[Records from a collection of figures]
****************************************
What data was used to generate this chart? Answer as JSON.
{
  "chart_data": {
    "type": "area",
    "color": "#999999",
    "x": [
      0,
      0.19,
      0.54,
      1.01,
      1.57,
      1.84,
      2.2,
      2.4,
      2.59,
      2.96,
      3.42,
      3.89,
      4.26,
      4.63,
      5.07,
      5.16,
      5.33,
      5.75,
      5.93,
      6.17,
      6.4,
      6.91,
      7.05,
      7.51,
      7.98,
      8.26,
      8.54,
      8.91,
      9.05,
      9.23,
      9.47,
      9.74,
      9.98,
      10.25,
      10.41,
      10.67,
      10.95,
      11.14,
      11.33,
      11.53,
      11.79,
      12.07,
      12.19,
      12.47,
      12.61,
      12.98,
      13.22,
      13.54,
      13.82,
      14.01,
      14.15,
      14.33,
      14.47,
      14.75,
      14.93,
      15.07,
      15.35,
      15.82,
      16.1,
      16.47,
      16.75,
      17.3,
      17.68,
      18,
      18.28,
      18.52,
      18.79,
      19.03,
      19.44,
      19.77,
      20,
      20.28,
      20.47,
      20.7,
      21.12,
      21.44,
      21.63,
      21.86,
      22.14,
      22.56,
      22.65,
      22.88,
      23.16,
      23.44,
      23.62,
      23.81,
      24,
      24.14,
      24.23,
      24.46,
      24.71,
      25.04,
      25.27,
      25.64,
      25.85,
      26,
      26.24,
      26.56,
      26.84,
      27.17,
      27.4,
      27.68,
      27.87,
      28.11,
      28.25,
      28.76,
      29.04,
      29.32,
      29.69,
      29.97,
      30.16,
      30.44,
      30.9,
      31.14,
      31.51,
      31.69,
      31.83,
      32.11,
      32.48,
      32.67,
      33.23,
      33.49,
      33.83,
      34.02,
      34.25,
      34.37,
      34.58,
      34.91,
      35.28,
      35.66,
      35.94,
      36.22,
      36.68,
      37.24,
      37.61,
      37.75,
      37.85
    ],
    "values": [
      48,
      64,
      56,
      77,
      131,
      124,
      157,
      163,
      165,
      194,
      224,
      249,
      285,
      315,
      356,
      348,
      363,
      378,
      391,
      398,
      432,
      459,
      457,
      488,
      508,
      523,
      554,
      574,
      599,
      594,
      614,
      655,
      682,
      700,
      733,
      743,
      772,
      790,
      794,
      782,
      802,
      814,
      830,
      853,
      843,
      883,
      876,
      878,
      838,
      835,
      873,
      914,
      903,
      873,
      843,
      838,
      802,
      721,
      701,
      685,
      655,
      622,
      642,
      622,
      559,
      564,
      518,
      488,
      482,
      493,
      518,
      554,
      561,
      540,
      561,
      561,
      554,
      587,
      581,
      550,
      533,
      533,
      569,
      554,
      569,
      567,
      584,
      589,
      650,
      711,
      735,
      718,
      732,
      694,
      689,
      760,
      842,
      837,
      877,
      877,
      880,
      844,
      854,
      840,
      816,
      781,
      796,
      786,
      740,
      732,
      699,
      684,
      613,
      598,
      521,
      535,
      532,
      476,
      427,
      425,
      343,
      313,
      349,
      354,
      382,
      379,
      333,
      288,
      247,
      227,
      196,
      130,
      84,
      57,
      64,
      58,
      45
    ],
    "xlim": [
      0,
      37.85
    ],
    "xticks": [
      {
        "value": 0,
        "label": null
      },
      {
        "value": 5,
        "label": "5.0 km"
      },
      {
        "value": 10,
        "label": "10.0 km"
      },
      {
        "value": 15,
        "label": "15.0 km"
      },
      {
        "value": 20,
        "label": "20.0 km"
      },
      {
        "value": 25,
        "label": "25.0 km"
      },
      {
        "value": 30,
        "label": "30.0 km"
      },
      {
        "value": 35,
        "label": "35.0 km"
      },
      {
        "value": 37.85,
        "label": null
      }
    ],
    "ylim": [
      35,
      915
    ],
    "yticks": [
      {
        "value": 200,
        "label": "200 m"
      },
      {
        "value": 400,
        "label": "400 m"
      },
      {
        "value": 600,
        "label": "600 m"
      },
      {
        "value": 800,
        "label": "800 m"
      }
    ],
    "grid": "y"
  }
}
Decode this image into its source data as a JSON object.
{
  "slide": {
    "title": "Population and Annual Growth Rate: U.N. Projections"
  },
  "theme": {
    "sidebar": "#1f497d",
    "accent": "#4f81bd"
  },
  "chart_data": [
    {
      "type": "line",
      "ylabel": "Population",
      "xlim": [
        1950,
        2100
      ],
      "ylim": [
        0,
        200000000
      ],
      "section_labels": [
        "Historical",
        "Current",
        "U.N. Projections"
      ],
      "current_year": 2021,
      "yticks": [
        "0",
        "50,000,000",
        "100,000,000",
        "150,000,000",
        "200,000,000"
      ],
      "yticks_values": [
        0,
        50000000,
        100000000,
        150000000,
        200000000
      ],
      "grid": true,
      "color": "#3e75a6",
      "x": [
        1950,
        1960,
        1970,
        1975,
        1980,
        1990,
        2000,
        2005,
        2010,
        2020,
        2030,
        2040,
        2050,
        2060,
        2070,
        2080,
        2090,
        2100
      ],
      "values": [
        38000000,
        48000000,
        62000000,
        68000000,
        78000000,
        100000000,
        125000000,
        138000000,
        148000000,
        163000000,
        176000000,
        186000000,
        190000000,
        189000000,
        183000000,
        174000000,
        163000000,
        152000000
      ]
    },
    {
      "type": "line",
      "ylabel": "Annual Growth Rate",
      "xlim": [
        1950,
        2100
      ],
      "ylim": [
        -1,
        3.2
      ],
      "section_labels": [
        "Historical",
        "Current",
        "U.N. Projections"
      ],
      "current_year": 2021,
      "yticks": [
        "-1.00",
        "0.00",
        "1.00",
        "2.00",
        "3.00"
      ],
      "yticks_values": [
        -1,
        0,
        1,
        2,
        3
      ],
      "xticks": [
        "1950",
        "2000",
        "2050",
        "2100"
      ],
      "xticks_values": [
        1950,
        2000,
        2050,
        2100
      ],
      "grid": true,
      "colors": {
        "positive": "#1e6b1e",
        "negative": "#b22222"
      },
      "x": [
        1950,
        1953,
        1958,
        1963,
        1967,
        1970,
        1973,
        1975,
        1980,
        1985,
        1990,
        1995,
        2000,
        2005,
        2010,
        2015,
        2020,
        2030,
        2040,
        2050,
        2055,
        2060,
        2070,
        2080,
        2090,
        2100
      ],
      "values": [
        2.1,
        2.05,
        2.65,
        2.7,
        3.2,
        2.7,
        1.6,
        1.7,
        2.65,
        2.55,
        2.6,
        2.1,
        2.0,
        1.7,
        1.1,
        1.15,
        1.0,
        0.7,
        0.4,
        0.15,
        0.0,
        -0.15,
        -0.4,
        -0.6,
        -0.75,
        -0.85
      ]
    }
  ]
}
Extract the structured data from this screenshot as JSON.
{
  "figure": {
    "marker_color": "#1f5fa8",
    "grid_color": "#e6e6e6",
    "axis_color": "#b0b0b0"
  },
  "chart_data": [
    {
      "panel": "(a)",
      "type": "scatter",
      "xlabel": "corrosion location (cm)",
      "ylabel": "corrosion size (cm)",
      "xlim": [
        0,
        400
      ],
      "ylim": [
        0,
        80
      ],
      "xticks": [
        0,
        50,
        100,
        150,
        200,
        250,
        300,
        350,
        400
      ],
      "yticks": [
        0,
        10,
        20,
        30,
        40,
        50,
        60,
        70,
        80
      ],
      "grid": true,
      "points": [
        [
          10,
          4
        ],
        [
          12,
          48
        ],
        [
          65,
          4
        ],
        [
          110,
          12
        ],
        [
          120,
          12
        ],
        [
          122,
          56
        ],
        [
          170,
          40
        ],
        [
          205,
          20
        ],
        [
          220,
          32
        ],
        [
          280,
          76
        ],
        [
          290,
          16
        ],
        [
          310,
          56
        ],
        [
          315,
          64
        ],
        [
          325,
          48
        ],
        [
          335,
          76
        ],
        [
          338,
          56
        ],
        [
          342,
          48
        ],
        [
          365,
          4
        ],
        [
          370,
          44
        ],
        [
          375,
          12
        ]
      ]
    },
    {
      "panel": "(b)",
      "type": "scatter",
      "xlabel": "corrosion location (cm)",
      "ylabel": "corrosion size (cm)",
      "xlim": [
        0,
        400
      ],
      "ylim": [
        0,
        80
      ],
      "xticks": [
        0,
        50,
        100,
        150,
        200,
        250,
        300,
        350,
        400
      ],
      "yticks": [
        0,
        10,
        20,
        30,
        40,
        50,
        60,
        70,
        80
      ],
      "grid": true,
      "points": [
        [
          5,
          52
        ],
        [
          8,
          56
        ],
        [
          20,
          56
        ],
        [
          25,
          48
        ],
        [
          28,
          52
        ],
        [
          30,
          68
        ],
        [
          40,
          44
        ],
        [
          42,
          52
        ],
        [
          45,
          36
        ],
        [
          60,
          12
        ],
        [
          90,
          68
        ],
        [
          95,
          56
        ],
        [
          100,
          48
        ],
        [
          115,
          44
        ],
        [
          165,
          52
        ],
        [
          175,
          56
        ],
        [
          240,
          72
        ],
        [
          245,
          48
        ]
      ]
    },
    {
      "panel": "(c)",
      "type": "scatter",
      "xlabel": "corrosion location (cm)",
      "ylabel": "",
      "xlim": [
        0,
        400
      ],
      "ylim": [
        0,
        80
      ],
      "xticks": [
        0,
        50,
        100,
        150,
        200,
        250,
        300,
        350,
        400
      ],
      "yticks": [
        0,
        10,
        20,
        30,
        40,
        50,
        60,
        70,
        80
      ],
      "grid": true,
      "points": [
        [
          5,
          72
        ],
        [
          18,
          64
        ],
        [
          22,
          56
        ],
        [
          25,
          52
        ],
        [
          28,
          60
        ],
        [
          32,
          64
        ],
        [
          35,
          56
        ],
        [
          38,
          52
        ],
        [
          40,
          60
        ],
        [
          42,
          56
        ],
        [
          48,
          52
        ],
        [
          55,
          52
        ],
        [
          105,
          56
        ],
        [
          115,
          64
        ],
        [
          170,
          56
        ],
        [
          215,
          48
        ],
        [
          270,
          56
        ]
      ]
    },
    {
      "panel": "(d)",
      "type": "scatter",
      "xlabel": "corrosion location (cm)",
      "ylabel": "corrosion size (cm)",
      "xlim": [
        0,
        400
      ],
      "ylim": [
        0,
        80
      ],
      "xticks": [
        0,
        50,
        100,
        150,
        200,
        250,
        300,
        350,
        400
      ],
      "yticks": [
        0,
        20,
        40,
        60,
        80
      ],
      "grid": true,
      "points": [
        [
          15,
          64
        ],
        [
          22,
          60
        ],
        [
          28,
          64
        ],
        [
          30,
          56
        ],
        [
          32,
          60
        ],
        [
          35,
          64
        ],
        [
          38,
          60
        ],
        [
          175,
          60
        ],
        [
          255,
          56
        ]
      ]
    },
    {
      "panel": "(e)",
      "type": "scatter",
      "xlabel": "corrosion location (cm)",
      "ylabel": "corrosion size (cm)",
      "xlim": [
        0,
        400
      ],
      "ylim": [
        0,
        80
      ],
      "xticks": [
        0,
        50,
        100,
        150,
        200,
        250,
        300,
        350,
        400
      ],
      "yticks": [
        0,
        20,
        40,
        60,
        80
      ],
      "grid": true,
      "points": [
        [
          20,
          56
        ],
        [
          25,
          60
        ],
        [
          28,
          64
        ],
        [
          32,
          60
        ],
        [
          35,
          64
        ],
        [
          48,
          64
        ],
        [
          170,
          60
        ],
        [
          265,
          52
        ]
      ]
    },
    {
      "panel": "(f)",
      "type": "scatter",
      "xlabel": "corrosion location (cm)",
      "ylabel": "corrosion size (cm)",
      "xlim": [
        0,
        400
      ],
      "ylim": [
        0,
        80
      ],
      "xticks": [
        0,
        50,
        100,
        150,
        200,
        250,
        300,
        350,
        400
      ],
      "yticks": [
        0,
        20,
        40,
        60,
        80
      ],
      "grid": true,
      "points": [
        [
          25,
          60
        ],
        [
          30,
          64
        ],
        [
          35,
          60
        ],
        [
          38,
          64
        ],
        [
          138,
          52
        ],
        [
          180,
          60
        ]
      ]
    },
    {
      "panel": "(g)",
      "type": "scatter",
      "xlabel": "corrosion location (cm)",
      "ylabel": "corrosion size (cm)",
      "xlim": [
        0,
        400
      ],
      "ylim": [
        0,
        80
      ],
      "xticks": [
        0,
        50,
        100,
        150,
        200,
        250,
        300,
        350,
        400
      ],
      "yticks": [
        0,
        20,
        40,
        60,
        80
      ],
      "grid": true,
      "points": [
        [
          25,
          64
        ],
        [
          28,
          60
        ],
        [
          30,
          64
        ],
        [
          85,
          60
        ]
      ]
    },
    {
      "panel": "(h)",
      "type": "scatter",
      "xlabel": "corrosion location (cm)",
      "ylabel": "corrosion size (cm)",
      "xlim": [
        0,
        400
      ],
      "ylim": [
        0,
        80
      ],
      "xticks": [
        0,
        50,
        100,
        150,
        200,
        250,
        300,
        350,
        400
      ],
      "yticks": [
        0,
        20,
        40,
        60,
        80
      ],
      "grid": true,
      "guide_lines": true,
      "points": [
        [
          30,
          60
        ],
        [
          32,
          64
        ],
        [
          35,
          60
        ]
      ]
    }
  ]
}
****************************************
Requirements
All lines holding the word "Growth" should be picked out and copied.

Exercise solution
    "title": "Population and Annual Growth Rate: U.N. Projections"
      "ylabel": "Annual Growth Rate",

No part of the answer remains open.